= SHORT TASK =
Retype every entry word for word.

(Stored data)
-- Start --

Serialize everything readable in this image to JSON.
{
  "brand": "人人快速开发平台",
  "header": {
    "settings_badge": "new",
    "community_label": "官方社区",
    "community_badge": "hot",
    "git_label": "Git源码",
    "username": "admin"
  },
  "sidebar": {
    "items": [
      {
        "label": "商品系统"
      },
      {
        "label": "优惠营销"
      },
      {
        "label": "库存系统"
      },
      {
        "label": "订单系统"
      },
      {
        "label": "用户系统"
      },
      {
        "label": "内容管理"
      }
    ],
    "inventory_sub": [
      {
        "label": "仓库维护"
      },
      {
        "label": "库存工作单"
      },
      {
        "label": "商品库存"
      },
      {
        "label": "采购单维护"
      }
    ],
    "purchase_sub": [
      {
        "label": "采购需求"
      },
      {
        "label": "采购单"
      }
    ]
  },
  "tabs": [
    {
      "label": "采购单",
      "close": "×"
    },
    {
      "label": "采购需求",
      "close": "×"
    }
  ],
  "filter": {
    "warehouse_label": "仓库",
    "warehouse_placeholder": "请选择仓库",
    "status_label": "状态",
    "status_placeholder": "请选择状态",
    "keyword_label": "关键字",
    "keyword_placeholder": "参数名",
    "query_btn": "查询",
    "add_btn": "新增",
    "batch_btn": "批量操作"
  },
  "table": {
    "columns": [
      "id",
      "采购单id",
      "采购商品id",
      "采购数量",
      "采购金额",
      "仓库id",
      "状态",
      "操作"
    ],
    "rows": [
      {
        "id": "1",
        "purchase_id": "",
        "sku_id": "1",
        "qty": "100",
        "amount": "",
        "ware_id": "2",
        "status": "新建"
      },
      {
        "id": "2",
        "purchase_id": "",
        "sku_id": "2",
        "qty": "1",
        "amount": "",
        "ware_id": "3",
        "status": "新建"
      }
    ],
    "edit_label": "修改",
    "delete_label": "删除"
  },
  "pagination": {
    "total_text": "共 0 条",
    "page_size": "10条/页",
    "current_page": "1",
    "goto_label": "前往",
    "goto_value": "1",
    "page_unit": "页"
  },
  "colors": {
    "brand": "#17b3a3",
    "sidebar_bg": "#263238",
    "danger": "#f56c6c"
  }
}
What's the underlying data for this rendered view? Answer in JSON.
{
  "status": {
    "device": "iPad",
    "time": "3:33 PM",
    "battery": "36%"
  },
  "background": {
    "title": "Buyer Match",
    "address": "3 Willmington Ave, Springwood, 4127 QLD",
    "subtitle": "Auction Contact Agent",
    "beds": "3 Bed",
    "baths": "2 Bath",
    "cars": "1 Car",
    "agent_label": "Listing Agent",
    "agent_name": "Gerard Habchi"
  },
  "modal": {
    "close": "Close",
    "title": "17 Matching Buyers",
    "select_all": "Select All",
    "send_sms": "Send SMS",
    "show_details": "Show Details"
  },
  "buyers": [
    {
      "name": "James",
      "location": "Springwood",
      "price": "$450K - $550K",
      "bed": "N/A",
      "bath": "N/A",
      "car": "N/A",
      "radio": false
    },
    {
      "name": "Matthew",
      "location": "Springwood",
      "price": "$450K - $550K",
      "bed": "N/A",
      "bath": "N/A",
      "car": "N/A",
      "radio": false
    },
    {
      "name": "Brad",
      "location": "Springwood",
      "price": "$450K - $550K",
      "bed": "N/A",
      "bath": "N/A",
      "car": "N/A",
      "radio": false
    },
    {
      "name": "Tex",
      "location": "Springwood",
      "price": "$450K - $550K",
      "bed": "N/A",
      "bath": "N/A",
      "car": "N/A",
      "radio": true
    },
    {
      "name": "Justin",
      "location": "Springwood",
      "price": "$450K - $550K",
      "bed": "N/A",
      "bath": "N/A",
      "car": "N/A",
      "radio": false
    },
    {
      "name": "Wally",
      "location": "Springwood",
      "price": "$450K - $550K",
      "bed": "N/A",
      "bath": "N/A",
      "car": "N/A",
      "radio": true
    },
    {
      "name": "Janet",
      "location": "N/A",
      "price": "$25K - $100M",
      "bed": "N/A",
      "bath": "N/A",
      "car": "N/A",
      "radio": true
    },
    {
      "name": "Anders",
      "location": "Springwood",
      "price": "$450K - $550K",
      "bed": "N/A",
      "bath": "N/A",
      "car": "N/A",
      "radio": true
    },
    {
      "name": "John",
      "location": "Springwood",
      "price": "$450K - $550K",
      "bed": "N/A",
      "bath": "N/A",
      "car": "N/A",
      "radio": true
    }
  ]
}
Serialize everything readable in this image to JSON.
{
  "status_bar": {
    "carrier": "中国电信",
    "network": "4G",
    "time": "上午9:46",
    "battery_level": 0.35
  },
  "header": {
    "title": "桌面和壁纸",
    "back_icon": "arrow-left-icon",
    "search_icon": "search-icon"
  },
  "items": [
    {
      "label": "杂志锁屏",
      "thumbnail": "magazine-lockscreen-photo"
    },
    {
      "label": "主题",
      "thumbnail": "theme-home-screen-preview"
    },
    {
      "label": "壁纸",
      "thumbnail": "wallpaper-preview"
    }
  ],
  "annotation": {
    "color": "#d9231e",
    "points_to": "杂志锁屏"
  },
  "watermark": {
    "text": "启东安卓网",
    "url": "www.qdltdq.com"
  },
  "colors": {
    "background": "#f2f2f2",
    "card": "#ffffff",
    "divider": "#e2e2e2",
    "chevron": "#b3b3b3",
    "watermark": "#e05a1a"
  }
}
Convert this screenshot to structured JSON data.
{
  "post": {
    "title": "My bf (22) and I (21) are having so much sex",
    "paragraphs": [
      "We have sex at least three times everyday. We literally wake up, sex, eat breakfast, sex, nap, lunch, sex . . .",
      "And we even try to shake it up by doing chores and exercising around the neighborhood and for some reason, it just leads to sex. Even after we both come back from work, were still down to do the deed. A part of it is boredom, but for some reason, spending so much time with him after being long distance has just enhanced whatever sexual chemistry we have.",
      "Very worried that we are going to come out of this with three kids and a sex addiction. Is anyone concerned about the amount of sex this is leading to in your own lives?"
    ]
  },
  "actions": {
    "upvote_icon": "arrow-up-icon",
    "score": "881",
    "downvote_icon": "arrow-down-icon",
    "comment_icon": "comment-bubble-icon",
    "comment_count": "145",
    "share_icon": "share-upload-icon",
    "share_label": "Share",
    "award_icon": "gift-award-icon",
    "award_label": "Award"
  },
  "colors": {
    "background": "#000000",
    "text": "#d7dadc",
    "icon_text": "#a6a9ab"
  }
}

-- End --

= TASK ANSWER =
Serialize everything readable in this image to JSON.
{
  "brand": "人人快速开发平台",
  "header": {
    "settings_badge": "new",
    "community_label": "官方社区",
    "community_badge": "hot",
    "git_label": "Git源码",
    "username": "admin"
  },
  "sidebar": {
    "items": [
      {
        "label": "商品系统"
      },
      {
        "label": "优惠营销"
      },
      {
        "label": "库存系统"
      },
      {
        "label": "订单系统"
      },
      {
        "label": "用户系统"
      },
      {
        "label": "内容管理"
      }
    ],
    "inventory_sub": [
      {
        "label": "仓库维护"
      },
      {
        "label": "库存工作单"
      },
      {
        "label": "商品库存"
      },
      {
        "label": "采购单维护"
      }
    ],
    "purchase_sub": [
      {
        "label": "采购需求"
      },
      {
        "label": "采购单"
      }
    ]
  },
  "tabs": [
    {
      "label": "采购单",
      "close": "×"
    },
    {
      "label": "采购需求",
      "close": "×"
    }
  ],
  "filter": {
    "warehouse_label": "仓库",
    "warehouse_placeholder": "请选择仓库",
    "status_label": "状态",
    "status_placeholder": "请选择状态",
    "keyword_label": "关键字",
    "keyword_placeholder": "参数名",
    "query_btn": "查询",
    "add_btn": "新增",
    "batch_btn": "批量操作"
  },
  "table": {
    "columns": [
      "id",
      "采购单id",
      "采购商品id",
      "采购数量",
      "采购金额",
      "仓库id",
      "状态",
      "操作"
    ],
    "rows": [
      {
        "id": "1",
        "purchase_id": "",
        "sku_id": "1",
        "qty": "100",
        "amount": "",
        "ware_id": "2",
        "status": "新建"
      },
      {
        "id": "2",
        "purchase_id": "",
        "sku_id": "2",
        "qty": "1",
        "amount": "",
        "ware_id": "3",
        "status": "新建"
      }
    ],
    "edit_label": "修改",
    "delete_label": "删除"
  },
  "pagination": {
    "total_text": "共 0 条",
    "page_size": "10条/页",
    "current_page": "1",
    "goto_label": "前往",
    "goto_value": "1",
    "page_unit": "页"
  },
  "colors": {
    "brand": "#17b3a3",
    "sidebar_bg": "#263238",
    "danger": "#f56c6c"
  }
}
What's the underlying data for this rendered view? Answer in JSON.
{
  "status": {
    "device": "iPad",
    "time": "3:33 PM",
    "battery": "36%"
  },
  "background": {
    "title": "Buyer Match",
    "address": "3 Willmington Ave, Springwood, 4127 QLD",
    "subtitle": "Auction Contact Agent",
    "beds": "3 Bed",
    "baths": "2 Bath",
    "cars": "1 Car",
    "agent_label": "Listing Agent",
    "agent_name": "Gerard Habchi"
  },
  "modal": {
    "close": "Close",
    "title": "17 Matching Buyers",
    "select_all": "Select All",
    "send_sms": "Send SMS",
    "show_details": "Show Details"
  },
  "buyers": [
    {
      "name": "James",
      "location": "Springwood",
      "price": "$450K - $550K",
      "bed": "N/A",
      "bath": "N/A",
      "car": "N/A",
      "radio": false
    },
    {
      "name": "Matthew",
      "location": "Springwood",
      "price": "$450K - $550K",
      "bed": "N/A",
      "bath": "N/A",
      "car": "N/A",
      "radio": false
    },
    {
      "name": "Brad",
      "location": "Springwood",
      "price": "$450K - $550K",
      "bed": "N/A",
      "bath": "N/A",
      "car": "N/A",
      "radio": false
    },
    {
      "name": "Tex",
      "location": "Springwood",
      "price": "$450K - $550K",
      "bed": "N/A",
      "bath": "N/A",
      "car": "N/A",
      "radio": true
    },
    {
      "name": "Justin",
      "location": "Springwood",
      "price": "$450K - $550K",
      "bed": "N/A",
      "bath": "N/A",
      "car": "N/A",
      "radio": false
    },
    {
      "name": "Wally",
      "location": "Springwood",
      "price": "$450K - $550K",
      "bed": "N/A",
      "bath": "N/A",
      "car": "N/A",
      "radio": true
    },
    {
      "name": "Janet",
      "location": "N/A",
      "price": "$25K - $100M",
      "bed": "N/A",
      "bath": "N/A",
      "car": "N/A",
      "radio": true
    },
    {
      "name": "Anders",
      "location": "Springwood",
      "price": "$450K - $550K",
      "bed": "N/A",
      "bath": "N/A",
      "car": "N/A",
      "radio": true
    },
    {
      "name": "John",
      "location": "Springwood",
      "price": "$450K - $550K",
      "bed": "N/A",
      "bath": "N/A",
      "car": "N/A",
      "radio": true
    }
  ]
}
Serialize everything readable in this image to JSON.
{
  "status_bar": {
    "carrier": "中国电信",
    "network": "4G",
    "time": "上午9:46",
    "battery_level": 0.35
  },
  "header": {
    "title": "桌面和壁纸",
    "back_icon": "arrow-left-icon",
    "search_icon": "search-icon"
  },
  "items": [
    {
      "label": "杂志锁屏",
      "thumbnail": "magazine-lockscreen-photo"
    },
    {
      "label": "主题",
      "thumbnail": "theme-home-screen-preview"
    },
    {
      "label": "壁纸",
      "thumbnail": "wallpaper-preview"
    }
  ],
  "annotation": {
    "color": "#d9231e",
    "points_to": "杂志锁屏"
  },
  "watermark": {
    "text": "启东安卓网",
    "url": "www.qdltdq.com"
  },
  "colors": {
    "background": "#f2f2f2",
    "card": "#ffffff",
    "divider": "#e2e2e2",
    "chevron": "#b3b3b3",
    "watermark": "#e05a1a"
  }
}
Convert this screenshot to structured JSON data.
{
  "post": {
    "title": "My bf (22) and I (21) are having so much sex",
    "paragraphs": [
      "We have sex at least three times everyday. We literally wake up, sex, eat breakfast, sex, nap, lunch, sex . . .",
      "And we even try to shake it up by doing chores and exercising around the neighborhood and for some reason, it just leads to sex. Even after we both come back from work, were still down to do the deed. A part of it is boredom, but for some reason, spending so much time with him after being long distance has just enhanced whatever sexual chemistry we have.",
      "Very worried that we are going to come out of this with three kids and a sex addiction. Is anyone concerned about the amount of sex this is leading to in your own lives?"
    ]
  },
  "actions": {
    "upvote_icon": "arrow-up-icon",
    "score": "881",
    "downvote_icon": "arrow-down-icon",
    "comment_icon": "comment-bubble-icon",
    "comment_count": "145",
    "share_icon": "share-upload-icon",
    "share_label": "Share",
    "award_icon": "gift-award-icon",
    "award_label": "Award"
  },
  "colors": {
    "background": "#000000",
    "text": "#d7dadc",
    "icon_text": "#a6a9ab"
  }
}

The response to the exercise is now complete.